____ Exercise input
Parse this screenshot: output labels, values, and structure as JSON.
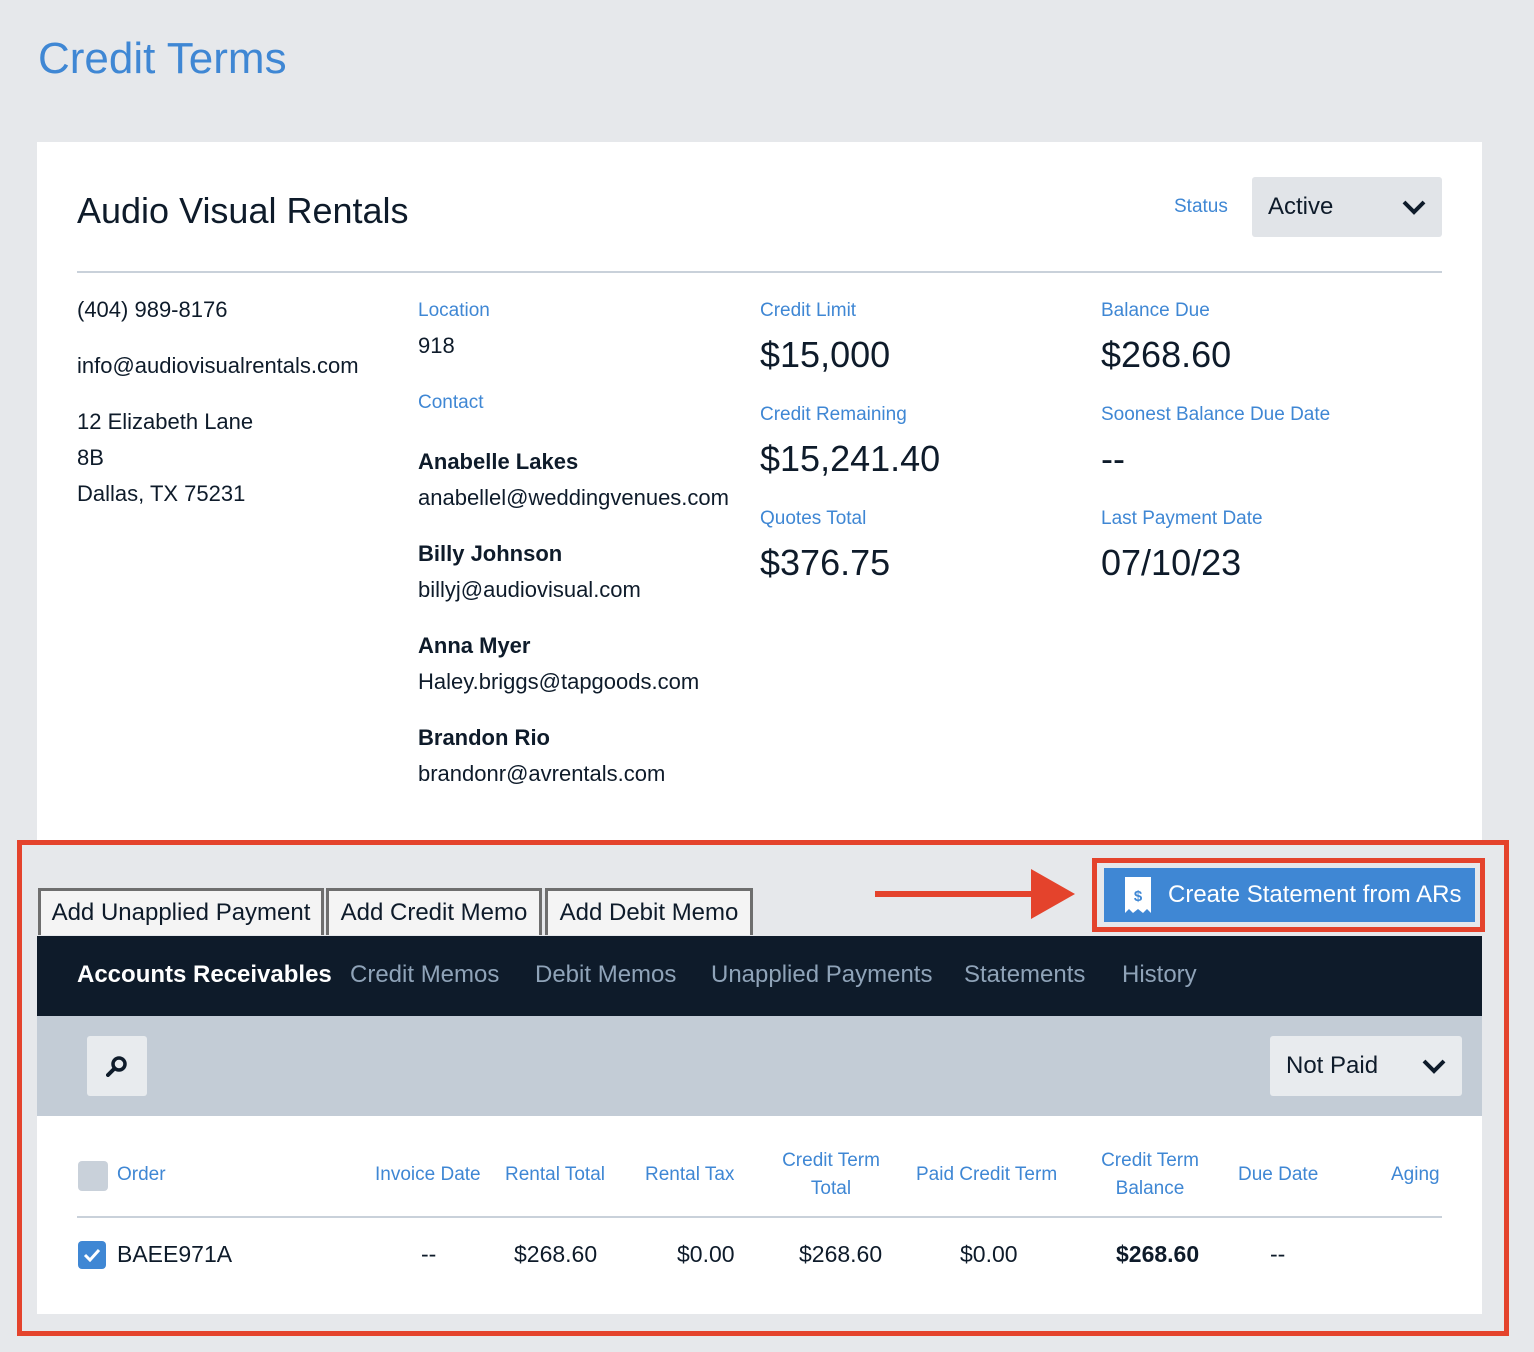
{
  "page_title": "Credit Terms",
  "company": {
    "name": "Audio Visual Rentals",
    "status_label": "Status",
    "status_value": "Active",
    "phone": "(404) 989-8176",
    "email": "info@audiovisualrentals.com",
    "address_line1": "12 Elizabeth Lane",
    "address_line2": "8B",
    "address_line3": "Dallas, TX 75231"
  },
  "location": {
    "label": "Location",
    "value": "918"
  },
  "contacts": {
    "label": "Contact",
    "items": [
      {
        "name": "Anabelle Lakes",
        "email": "anabellel@weddingvenues.com"
      },
      {
        "name": "Billy Johnson",
        "email": "billyj@audiovisual.com"
      },
      {
        "name": "Anna Myer",
        "email": "Haley.briggs@tapgoods.com"
      },
      {
        "name": "Brandon Rio",
        "email": "brandonr@avrentals.com"
      }
    ]
  },
  "credit": {
    "limit_label": "Credit Limit",
    "limit_value": "$15,000",
    "remaining_label": "Credit Remaining",
    "remaining_value": "$15,241.40",
    "quotes_label": "Quotes Total",
    "quotes_value": "$376.75",
    "balance_label": "Balance Due",
    "balance_value": "$268.60",
    "soonest_label": "Soonest Balance Due Date",
    "soonest_value": "--",
    "last_payment_label": "Last Payment Date",
    "last_payment_value": "07/10/23"
  },
  "actions": {
    "add_unapplied": "Add Unapplied Payment",
    "add_credit_memo": "Add Credit Memo",
    "add_debit_memo": "Add Debit Memo",
    "create_statement": "Create Statement from ARs"
  },
  "tabs": [
    "Accounts Receivables",
    "Credit Memos",
    "Debit Memos",
    "Unapplied Payments",
    "Statements",
    "History"
  ],
  "filter": {
    "selected": "Not Paid"
  },
  "table": {
    "headers": {
      "order": "Order",
      "invoice_date": "Invoice Date",
      "rental_total": "Rental Total",
      "rental_tax": "Rental Tax",
      "credit_term_total_1": "Credit Term",
      "credit_term_total_2": "Total",
      "paid_credit_term": "Paid Credit Term",
      "credit_term_balance_1": "Credit Term",
      "credit_term_balance_2": "Balance",
      "due_date": "Due Date",
      "aging": "Aging"
    },
    "rows": [
      {
        "order": "BAEE971A",
        "invoice_date": "--",
        "rental_total": "$268.60",
        "rental_tax": "$0.00",
        "credit_term_total": "$268.60",
        "paid_credit_term": "$0.00",
        "credit_term_balance": "$268.60",
        "due_date": "--",
        "aging": ""
      }
    ]
  },
  "colors": {
    "accent": "#3f87d4",
    "highlight": "#e4432c",
    "nav_bg": "#0e1b2a"
  }
}
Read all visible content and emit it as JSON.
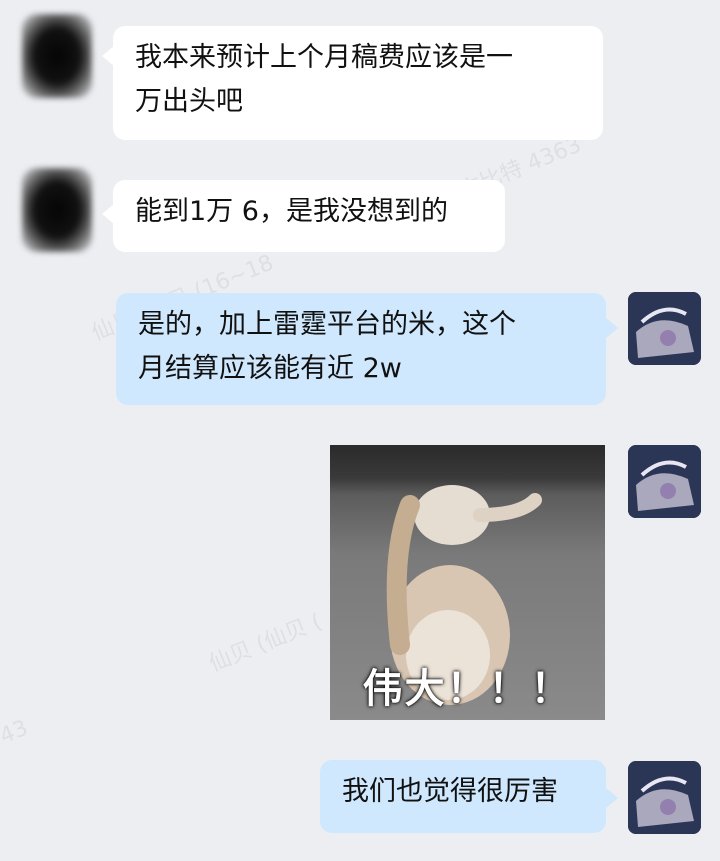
{
  "watermarks": [
    "古比特 4363",
    "仙贝 (仙贝 (16~18",
    "仙贝 (仙贝 (",
    "仙贝 (仙贝 (16~18",
    "43"
  ],
  "messages": [
    {
      "side": "left",
      "avatar_icon": "blurred-contact-avatar",
      "text_lines": [
        "我本来预计上个月稿费应该是一",
        "万出头吧"
      ]
    },
    {
      "side": "left",
      "avatar_icon": "blurred-contact-avatar",
      "text_lines": [
        "能到1万 6，是我没想到的"
      ]
    },
    {
      "side": "right",
      "avatar_icon": "anime-user-avatar",
      "text_lines": [
        "是的，加上雷霆平台的米，这个",
        "月结算应该能有近 2w"
      ]
    },
    {
      "side": "right",
      "avatar_icon": "anime-user-avatar",
      "sticker": {
        "icon": "hamster-sticker",
        "caption": "伟大！！！"
      }
    },
    {
      "side": "right",
      "avatar_icon": "anime-user-avatar",
      "text_lines": [
        "我们也觉得很厉害"
      ]
    }
  ],
  "colors": {
    "background": "#eceef2",
    "incoming_bubble": "#ffffff",
    "outgoing_bubble": "#cfe8fd"
  }
}
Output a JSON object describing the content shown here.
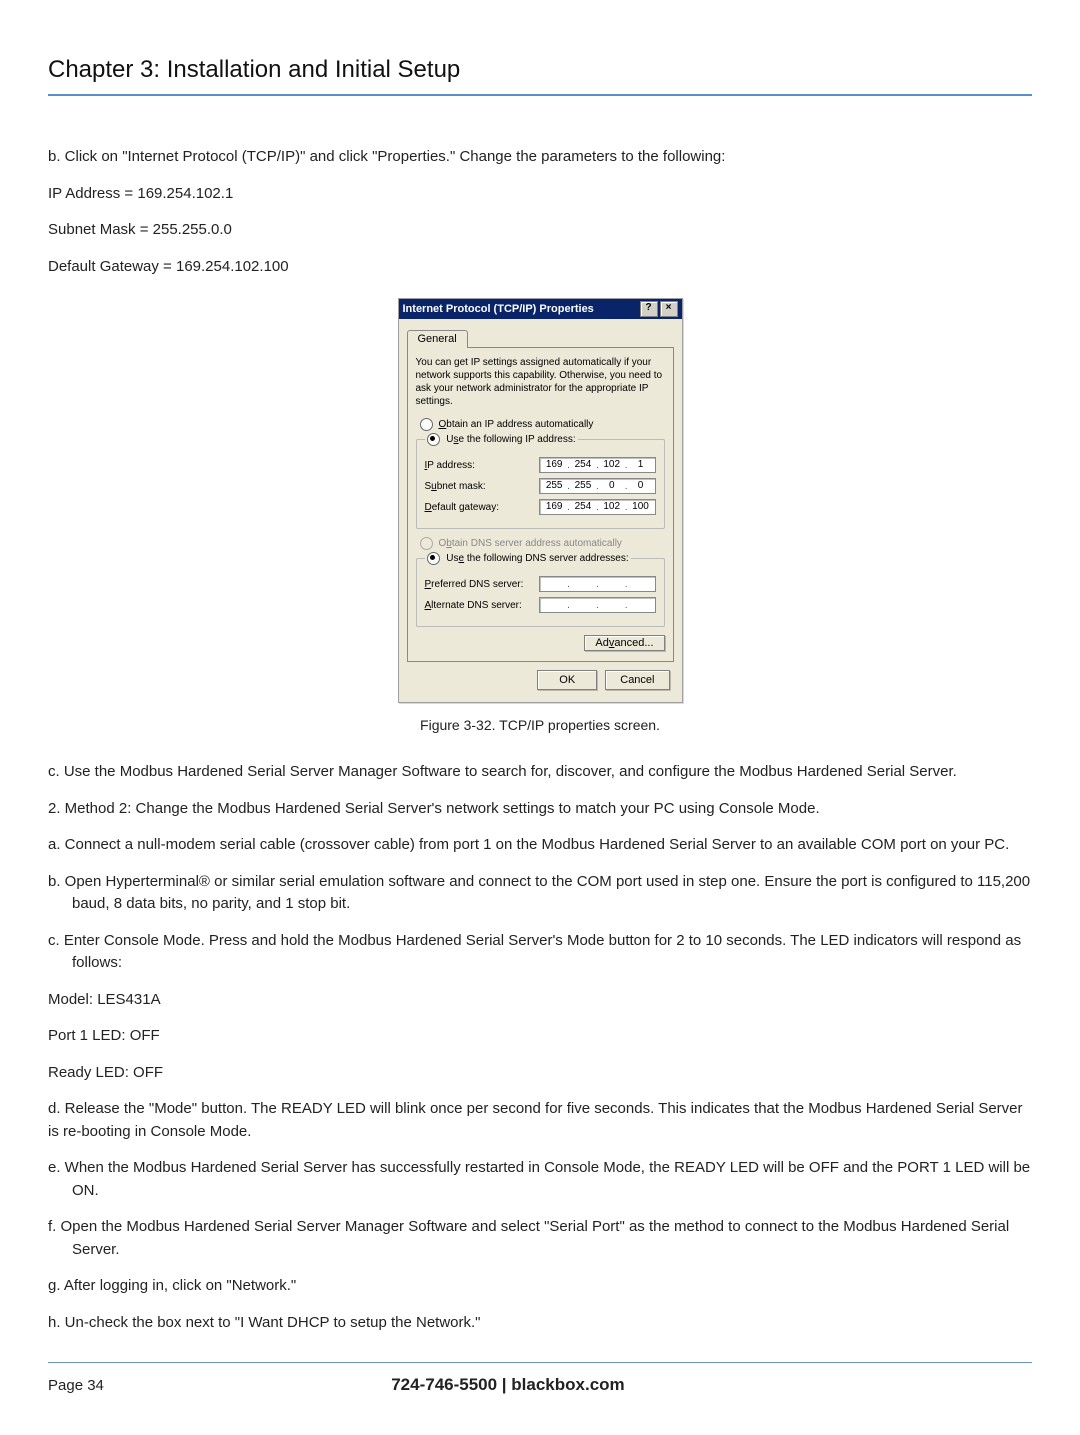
{
  "chapter_title": "Chapter 3: Installation and Initial Setup",
  "body": {
    "p_b": "b.  Click on \"Internet Protocol (TCP/IP)\" and click \"Properties.\" Change the parameters to the following:",
    "ip_line": "IP Address = 169.254.102.1",
    "mask_line": "Subnet Mask = 255.255.0.0",
    "gw_line": "Default Gateway = 169.254.102.100",
    "caption": "Figure 3-32. TCP/IP properties screen.",
    "p_c1": "c.  Use the Modbus Hardened Serial Server Manager Software to search for, discover, and configure the Modbus Hardened Serial Server.",
    "p_m2": "2.  Method 2: Change the Modbus Hardened Serial Server's network settings to match your PC using Console Mode.",
    "p_a2": "a.  Connect a null-modem serial cable (crossover cable) from port 1 on the Modbus Hardened Serial Server to an available COM port on your PC.",
    "p_b2": "b.  Open Hyperterminal® or similar serial emulation software and connect to the COM port used in step one. Ensure the port is configured to 115,200 baud, 8 data bits, no parity, and 1 stop bit.",
    "p_c2": "c.  Enter Console Mode. Press and hold the Modbus Hardened Serial Server's Mode button for 2 to 10 seconds. The LED indicators will respond as follows:",
    "model": "Model: LES431A",
    "port1": "Port 1 LED: OFF",
    "ready": "Ready LED: OFF",
    "p_d2": "d. Release the \"Mode\" button. The READY LED will blink once per second for five seconds. This indicates that the Modbus Hardened Serial Server is re-booting in Console Mode.",
    "p_e2": "e.  When the Modbus Hardened Serial Server has successfully restarted in Console Mode, the READY LED will be OFF and the PORT 1 LED will be ON.",
    "p_f2": "f.  Open the Modbus Hardened Serial Server Manager Software and select \"Serial Port\" as the method to connect to the Modbus Hardened Serial Server.",
    "p_g2": "g.  After logging in, click on \"Network.\"",
    "p_h2": "h.  Un-check the box next to \"I Want DHCP to setup the Network.\""
  },
  "dialog": {
    "title": "Internet Protocol (TCP/IP) Properties",
    "help": "?",
    "close": "×",
    "tab": "General",
    "intro": "You can get IP settings assigned automatically if your network supports this capability. Otherwise, you need to ask your network administrator for the appropriate IP settings.",
    "opt_auto_ip": "Obtain an IP address automatically",
    "opt_use_ip": "Use the following IP address:",
    "lbl_ip": "IP address:",
    "lbl_mask": "Subnet mask:",
    "lbl_gw": "Default gateway:",
    "ip": {
      "a": "169",
      "b": "254",
      "c": "102",
      "d": "1"
    },
    "mask": {
      "a": "255",
      "b": "255",
      "c": "0",
      "d": "0"
    },
    "gw": {
      "a": "169",
      "b": "254",
      "c": "102",
      "d": "100"
    },
    "opt_auto_dns": "Obtain DNS server address automatically",
    "opt_use_dns": "Use the following DNS server addresses:",
    "lbl_pref": "Preferred DNS server:",
    "lbl_alt": "Alternate DNS server:",
    "advanced": "Advanced...",
    "ok": "OK",
    "cancel": "Cancel"
  },
  "footer": {
    "page": "Page 34",
    "center": "724-746-5500   |   blackbox.com"
  }
}
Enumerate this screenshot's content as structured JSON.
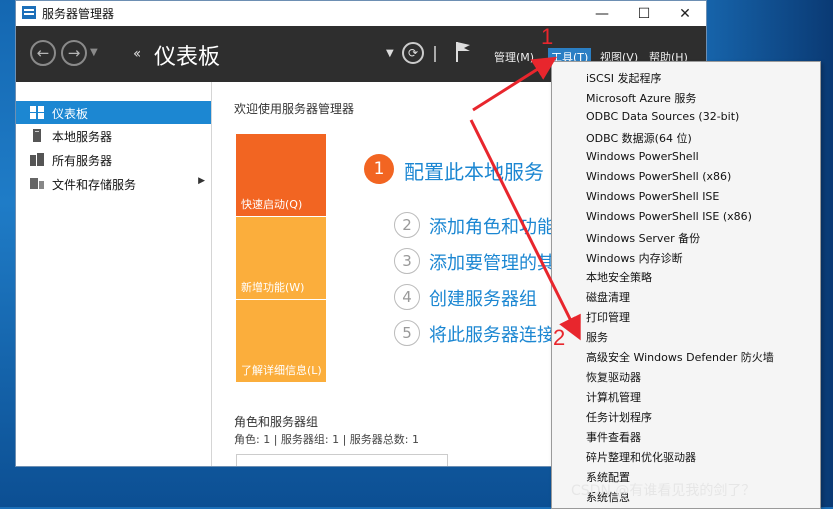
{
  "window": {
    "title": "服务器管理器",
    "controls": {
      "minimize": "—",
      "maximize": "☐",
      "close": "✕"
    }
  },
  "toolbar": {
    "back_glyph": "←",
    "forward_glyph": "→",
    "breadcrumb_arrows": "‹‹",
    "breadcrumb_title": "仪表板",
    "menus": {
      "manage": "管理(M)",
      "tools": "工具(T)",
      "view": "视图(V)",
      "help": "帮助(H)"
    }
  },
  "sidebar": {
    "items": [
      {
        "label": "仪表板",
        "icon": "dashboard-icon",
        "selected": true
      },
      {
        "label": "本地服务器",
        "icon": "server-icon",
        "selected": false
      },
      {
        "label": "所有服务器",
        "icon": "servers-icon",
        "selected": false
      },
      {
        "label": "文件和存储服务",
        "icon": "storage-icon",
        "selected": false,
        "has_arrow": true
      }
    ]
  },
  "main": {
    "welcome": "欢迎使用服务器管理器",
    "tiles": {
      "quick_start": "快速启动(Q)",
      "whats_new": "新增功能(W)",
      "learn_more": "了解详细信息(L)"
    },
    "steps": [
      {
        "num": "1",
        "text": "配置此本地服务"
      },
      {
        "num": "2",
        "text": "添加角色和功能"
      },
      {
        "num": "3",
        "text": "添加要管理的其他"
      },
      {
        "num": "4",
        "text": "创建服务器组"
      },
      {
        "num": "5",
        "text": "将此服务器连接"
      }
    ],
    "roles_title": "角色和服务器组",
    "roles_sub": "角色: 1 | 服务器组: 1 | 服务器总数: 1"
  },
  "tools_menu": {
    "items": [
      "iSCSI 发起程序",
      "Microsoft Azure 服务",
      "ODBC Data Sources (32-bit)",
      "ODBC 数据源(64 位)",
      "Windows PowerShell",
      "Windows PowerShell (x86)",
      "Windows PowerShell ISE",
      "Windows PowerShell ISE (x86)",
      "Windows Server 备份",
      "Windows 内存诊断",
      "本地安全策略",
      "磁盘清理",
      "打印管理",
      "服务",
      "高级安全 Windows Defender 防火墙",
      "恢复驱动器",
      "计算机管理",
      "任务计划程序",
      "事件查看器",
      "碎片整理和优化驱动器",
      "系统配置",
      "系统信息"
    ]
  },
  "annotations": {
    "label_1": "1",
    "label_2": "2",
    "color": "#e8262d"
  },
  "watermark": "CSDN @有谁看见我的剑了？",
  "colors": {
    "toolbar_bg": "#2e2e2e",
    "accent_blue": "#1c87d2",
    "tile_orange": "#f26522",
    "tile_amber": "#fbae3c",
    "step_orange": "#f26522",
    "step_blue": "#1c87d2"
  }
}
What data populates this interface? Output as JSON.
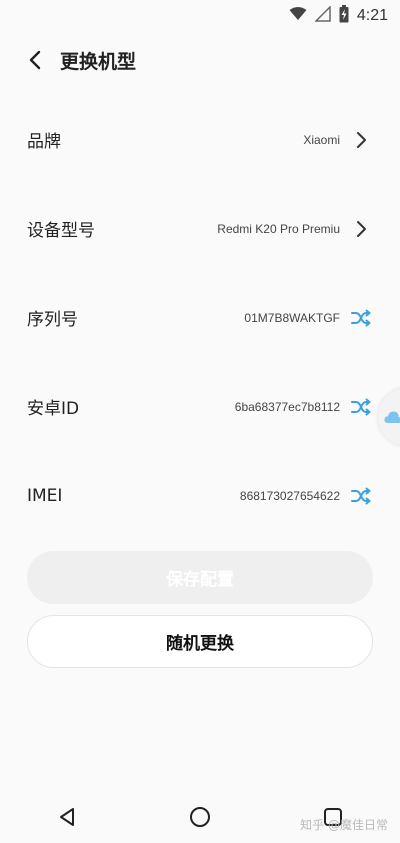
________
- _Request_: In the listing above, find the lines holding the word "screenshot" and copy them.

- _Response_:
Parse this screenshot: output labels, values, and structure as JSON.
Enumerate this screenshot's content as structured JSON.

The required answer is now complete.